Reproduce all of the material word for word.

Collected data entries
———
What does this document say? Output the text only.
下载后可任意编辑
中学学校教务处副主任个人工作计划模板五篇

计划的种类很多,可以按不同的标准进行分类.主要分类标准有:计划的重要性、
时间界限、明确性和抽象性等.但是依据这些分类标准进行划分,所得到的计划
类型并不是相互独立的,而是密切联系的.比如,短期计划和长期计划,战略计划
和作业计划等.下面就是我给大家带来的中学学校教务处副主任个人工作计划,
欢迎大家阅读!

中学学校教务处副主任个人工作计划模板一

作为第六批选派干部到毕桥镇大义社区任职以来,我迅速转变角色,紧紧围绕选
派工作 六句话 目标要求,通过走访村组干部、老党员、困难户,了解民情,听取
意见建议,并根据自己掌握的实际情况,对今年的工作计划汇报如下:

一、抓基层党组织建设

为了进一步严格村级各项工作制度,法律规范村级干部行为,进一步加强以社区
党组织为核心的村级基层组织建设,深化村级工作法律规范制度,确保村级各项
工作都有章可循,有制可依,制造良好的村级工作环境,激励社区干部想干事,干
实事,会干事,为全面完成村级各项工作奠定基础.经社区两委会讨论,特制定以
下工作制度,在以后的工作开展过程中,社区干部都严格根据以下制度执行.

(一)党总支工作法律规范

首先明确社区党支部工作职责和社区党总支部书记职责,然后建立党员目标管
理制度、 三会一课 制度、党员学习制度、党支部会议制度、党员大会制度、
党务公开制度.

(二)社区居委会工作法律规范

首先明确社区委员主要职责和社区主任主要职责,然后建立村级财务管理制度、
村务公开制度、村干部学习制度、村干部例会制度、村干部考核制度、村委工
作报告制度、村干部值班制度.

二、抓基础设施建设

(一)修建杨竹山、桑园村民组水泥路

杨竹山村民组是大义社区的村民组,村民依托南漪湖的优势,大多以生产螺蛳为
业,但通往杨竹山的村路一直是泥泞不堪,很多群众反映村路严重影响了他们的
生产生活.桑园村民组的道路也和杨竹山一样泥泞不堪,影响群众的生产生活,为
———
• **FINAL ANSWER**
What does this document say? Output the text only.
下载后可任意编辑
中学学校教务处副主任个人工作计划模板五篇

计划的种类很多,可以按不同的标准进行分类.主要分类标准有:计划的重要性、
时间界限、明确性和抽象性等.但是依据这些分类标准进行划分,所得到的计划
类型并不是相互独立的,而是密切联系的.比如,短期计划和长期计划,战略计划
和作业计划等.下面就是我给大家带来的中学学校教务处副主任个人工作计划,
欢迎大家阅读!

中学学校教务处副主任个人工作计划模板一

作为第六批选派干部到毕桥镇大义社区任职以来,我迅速转变角色,紧紧围绕选
派工作 六句话 目标要求,通过走访村组干部、老党员、困难户,了解民情,听取
意见建议,并根据自己掌握的实际情况,对今年的工作计划汇报如下:

一、抓基层党组织建设

为了进一步严格村级各项工作制度,法律规范村级干部行为,进一步加强以社区
党组织为核心的村级基层组织建设,深化村级工作法律规范制度,确保村级各项
工作都有章可循,有制可依,制造良好的村级工作环境,激励社区干部想干事,干
实事,会干事,为全面完成村级各项工作奠定基础.经社区两委会讨论,特制定以
下工作制度,在以后的工作开展过程中,社区干部都严格根据以下制度执行.

(一)党总支工作法律规范

首先明确社区党支部工作职责和社区党总支部书记职责,然后建立党员目标管
理制度、 三会一课 制度、党员学习制度、党支部会议制度、党员大会制度、
党务公开制度.

(二)社区居委会工作法律规范

首先明确社区委员主要职责和社区主任主要职责,然后建立村级财务管理制度、
村务公开制度、村干部学习制度、村干部例会制度、村干部考核制度、村委工
作报告制度、村干部值班制度.

二、抓基础设施建设

(一)修建杨竹山、桑园村民组水泥路

杨竹山村民组是大义社区的村民组,村民依托南漪湖的优势,大多以生产螺蛳为
业,但通往杨竹山的村路一直是泥泞不堪,很多群众反映村路严重影响了他们的
生产生活.桑园村民组的道路也和杨竹山一样泥泞不堪,影响群众的生产生活,为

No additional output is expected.